── RECORDS FOR THE TASK

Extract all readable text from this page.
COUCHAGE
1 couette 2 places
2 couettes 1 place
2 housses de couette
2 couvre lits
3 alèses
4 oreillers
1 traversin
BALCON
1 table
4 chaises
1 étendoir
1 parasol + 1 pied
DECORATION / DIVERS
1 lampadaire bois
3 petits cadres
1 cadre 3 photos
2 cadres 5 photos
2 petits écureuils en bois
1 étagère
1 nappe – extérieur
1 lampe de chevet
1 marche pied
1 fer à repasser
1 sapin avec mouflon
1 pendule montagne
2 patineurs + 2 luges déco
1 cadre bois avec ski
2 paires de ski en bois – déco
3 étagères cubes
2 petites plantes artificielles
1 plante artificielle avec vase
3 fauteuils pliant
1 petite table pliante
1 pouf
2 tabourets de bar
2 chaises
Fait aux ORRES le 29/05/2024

────

YOUR GOAL: Go through the entries and return each line where the word "avec" appears.

EXERCISE SOLUTION:
1 sapin avec mouflon
1 cadre bois avec ski
1 plante artificielle avec vase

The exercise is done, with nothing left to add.